Data entries
++++

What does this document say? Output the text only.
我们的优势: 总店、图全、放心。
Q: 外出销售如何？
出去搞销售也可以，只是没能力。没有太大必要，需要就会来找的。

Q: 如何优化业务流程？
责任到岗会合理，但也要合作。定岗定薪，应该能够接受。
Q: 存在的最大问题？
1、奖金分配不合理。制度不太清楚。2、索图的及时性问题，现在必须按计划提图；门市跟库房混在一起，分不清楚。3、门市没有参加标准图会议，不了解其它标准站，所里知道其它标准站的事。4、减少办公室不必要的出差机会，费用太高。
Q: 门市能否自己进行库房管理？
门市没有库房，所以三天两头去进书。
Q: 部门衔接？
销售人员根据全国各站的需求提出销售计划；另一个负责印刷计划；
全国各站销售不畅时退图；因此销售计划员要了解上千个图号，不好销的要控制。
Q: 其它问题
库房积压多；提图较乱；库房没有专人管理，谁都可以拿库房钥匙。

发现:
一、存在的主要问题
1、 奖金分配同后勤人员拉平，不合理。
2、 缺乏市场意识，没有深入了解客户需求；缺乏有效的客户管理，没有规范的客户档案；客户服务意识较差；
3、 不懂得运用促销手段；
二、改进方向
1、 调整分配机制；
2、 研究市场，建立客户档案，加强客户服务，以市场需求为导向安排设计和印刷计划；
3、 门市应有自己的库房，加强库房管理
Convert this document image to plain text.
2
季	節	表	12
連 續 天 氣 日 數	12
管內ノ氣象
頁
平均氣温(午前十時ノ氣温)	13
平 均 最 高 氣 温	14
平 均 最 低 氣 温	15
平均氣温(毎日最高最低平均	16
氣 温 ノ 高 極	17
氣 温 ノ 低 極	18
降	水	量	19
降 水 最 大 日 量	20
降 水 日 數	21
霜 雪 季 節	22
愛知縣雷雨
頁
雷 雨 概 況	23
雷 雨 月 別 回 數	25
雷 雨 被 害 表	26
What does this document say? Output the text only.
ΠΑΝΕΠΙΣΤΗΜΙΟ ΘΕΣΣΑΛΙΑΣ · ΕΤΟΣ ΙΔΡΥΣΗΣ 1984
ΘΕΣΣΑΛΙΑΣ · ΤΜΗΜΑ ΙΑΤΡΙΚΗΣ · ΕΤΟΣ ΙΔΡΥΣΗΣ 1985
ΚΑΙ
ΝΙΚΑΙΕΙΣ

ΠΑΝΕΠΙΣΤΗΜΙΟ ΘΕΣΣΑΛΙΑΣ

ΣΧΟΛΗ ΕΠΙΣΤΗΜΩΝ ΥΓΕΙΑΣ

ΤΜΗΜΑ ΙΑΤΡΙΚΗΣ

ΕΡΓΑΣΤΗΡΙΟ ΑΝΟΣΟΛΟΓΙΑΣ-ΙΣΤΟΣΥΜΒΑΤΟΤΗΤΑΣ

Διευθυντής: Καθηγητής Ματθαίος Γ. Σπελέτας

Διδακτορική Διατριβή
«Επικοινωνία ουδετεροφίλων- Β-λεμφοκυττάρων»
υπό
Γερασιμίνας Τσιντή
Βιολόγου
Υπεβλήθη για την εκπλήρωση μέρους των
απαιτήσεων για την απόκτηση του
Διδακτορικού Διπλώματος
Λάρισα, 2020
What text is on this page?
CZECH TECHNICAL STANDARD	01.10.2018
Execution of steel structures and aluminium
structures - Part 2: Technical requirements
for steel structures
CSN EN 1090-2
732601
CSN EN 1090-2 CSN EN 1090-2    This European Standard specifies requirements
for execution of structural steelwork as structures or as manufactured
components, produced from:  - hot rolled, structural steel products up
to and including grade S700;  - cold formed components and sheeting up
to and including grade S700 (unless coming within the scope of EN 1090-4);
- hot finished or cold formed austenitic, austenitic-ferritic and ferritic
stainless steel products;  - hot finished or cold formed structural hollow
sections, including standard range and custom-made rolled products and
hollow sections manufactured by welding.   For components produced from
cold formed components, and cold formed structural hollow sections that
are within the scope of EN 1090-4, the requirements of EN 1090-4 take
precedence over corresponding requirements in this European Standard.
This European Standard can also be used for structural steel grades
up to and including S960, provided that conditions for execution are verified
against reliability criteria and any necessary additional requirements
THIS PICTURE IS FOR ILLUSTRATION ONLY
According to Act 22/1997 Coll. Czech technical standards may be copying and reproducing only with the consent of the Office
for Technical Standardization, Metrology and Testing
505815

++++

Produce a verbatim transcription of the entries above.

What does this document say? Output the text only.
我们的优势: 总店、图全、放心。
Q: 外出销售如何？
出去搞销售也可以，只是没能力。没有太大必要，需要就会来找的。

Q: 如何优化业务流程？
责任到岗会合理，但也要合作。定岗定薪，应该能够接受。
Q: 存在的最大问题？
1、奖金分配不合理。制度不太清楚。2、索图的及时性问题，现在必须按计划提图；门市跟库房混在一起，分不清楚。3、门市没有参加标准图会议，不了解其它标准站，所里知道其它标准站的事。4、减少办公室不必要的出差机会，费用太高。
Q: 门市能否自己进行库房管理？
门市没有库房，所以三天两头去进书。
Q: 部门衔接？
销售人员根据全国各站的需求提出销售计划；另一个负责印刷计划；
全国各站销售不畅时退图；因此销售计划员要了解上千个图号，不好销的要控制。
Q: 其它问题
库房积压多；提图较乱；库房没有专人管理，谁都可以拿库房钥匙。

发现:
一、存在的主要问题
1、 奖金分配同后勤人员拉平，不合理。
2、 缺乏市场意识，没有深入了解客户需求；缺乏有效的客户管理，没有规范的客户档案；客户服务意识较差；
3、 不懂得运用促销手段；
二、改进方向
1、 调整分配机制；
2、 研究市场，建立客户档案，加强客户服务，以市场需求为导向安排设计和印刷计划；
3、 门市应有自己的库房，加强库房管理
Convert this document image to plain text.
2
季	節	表	12
連 續 天 氣 日 數	12
管內ノ氣象
頁
平均氣温(午前十時ノ氣温)	13
平 均 最 高 氣 温	14
平 均 最 低 氣 温	15
平均氣温(毎日最高最低平均	16
氣 温 ノ 高 極	17
氣 温 ノ 低 極	18
降	水	量	19
降 水 最 大 日 量	20
降 水 日 數	21
霜 雪 季 節	22
愛知縣雷雨
頁
雷 雨 概 況	23
雷 雨 月 別 回 數	25
雷 雨 被 害 表	26
What does this document say? Output the text only.
ΠΑΝΕΠΙΣΤΗΜΙΟ ΘΕΣΣΑΛΙΑΣ · ΕΤΟΣ ΙΔΡΥΣΗΣ 1984
ΘΕΣΣΑΛΙΑΣ · ΤΜΗΜΑ ΙΑΤΡΙΚΗΣ · ΕΤΟΣ ΙΔΡΥΣΗΣ 1985
ΚΑΙ
ΝΙΚΑΙΕΙΣ

ΠΑΝΕΠΙΣΤΗΜΙΟ ΘΕΣΣΑΛΙΑΣ

ΣΧΟΛΗ ΕΠΙΣΤΗΜΩΝ ΥΓΕΙΑΣ

ΤΜΗΜΑ ΙΑΤΡΙΚΗΣ

ΕΡΓΑΣΤΗΡΙΟ ΑΝΟΣΟΛΟΓΙΑΣ-ΙΣΤΟΣΥΜΒΑΤΟΤΗΤΑΣ

Διευθυντής: Καθηγητής Ματθαίος Γ. Σπελέτας

Διδακτορική Διατριβή
«Επικοινωνία ουδετεροφίλων- Β-λεμφοκυττάρων»
υπό
Γερασιμίνας Τσιντή
Βιολόγου
Υπεβλήθη για την εκπλήρωση μέρους των
απαιτήσεων για την απόκτηση του
Διδακτορικού Διπλώματος
Λάρισα, 2020
What text is on this page?
CZECH TECHNICAL STANDARD	01.10.2018
Execution of steel structures and aluminium
structures - Part 2: Technical requirements
for steel structures
CSN EN 1090-2
732601
CSN EN 1090-2 CSN EN 1090-2    This European Standard specifies requirements
for execution of structural steelwork as structures or as manufactured
components, produced from:  - hot rolled, structural steel products up
to and including grade S700;  - cold formed components and sheeting up
to and including grade S700 (unless coming within the scope of EN 1090-4);
- hot finished or cold formed austenitic, austenitic-ferritic and ferritic
stainless steel products;  - hot finished or cold formed structural hollow
sections, including standard range and custom-made rolled products and
hollow sections manufactured by welding.   For components produced from
cold formed components, and cold formed structural hollow sections that
are within the scope of EN 1090-4, the requirements of EN 1090-4 take
precedence over corresponding requirements in this European Standard.
This European Standard can also be used for structural steel grades
up to and including S960, provided that conditions for execution are verified
against reliability criteria and any necessary additional requirements
THIS PICTURE IS FOR ILLUSTRATION ONLY
According to Act 22/1997 Coll. Czech technical standards may be copying and reproducing only with the consent of the Office
for Technical Standardization, Metrology and Testing
505815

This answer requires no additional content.